* start AVAILABLE DATA *
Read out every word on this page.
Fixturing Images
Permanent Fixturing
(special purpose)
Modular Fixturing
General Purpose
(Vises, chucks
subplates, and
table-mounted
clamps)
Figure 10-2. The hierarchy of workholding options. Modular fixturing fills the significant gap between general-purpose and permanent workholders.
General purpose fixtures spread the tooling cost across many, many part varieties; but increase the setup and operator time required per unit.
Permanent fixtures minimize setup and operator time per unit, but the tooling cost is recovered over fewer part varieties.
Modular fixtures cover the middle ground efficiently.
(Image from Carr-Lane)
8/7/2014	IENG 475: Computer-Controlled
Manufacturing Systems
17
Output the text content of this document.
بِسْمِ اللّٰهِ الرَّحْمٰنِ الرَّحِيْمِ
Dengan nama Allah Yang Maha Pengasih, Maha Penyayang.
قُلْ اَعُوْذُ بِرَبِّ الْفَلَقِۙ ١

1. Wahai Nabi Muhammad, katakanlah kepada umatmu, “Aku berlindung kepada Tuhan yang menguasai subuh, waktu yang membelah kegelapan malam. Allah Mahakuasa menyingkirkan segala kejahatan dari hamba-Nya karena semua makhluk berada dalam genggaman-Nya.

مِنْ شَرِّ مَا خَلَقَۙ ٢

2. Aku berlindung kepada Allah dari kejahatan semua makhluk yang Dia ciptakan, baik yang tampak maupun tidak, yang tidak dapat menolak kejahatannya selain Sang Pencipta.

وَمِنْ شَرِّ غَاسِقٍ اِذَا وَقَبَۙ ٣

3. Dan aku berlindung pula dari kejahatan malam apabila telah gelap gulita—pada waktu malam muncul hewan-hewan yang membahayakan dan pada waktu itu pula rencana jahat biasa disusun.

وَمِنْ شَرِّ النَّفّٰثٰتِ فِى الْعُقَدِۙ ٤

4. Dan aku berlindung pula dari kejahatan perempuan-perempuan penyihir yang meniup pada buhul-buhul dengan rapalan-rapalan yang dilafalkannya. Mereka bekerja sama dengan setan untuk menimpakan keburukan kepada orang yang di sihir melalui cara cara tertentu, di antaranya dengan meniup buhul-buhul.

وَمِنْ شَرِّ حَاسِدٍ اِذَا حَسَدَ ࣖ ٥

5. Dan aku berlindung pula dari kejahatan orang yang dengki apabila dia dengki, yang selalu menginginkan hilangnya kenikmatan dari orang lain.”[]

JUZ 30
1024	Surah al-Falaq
* end AVAILABLE DATA *
WHAT NEEDS TO BE DONE: Count how many lines of the material hold the string "tooling". Give the number and nothing more.

SOLUTION TO THE EXERCISE: 2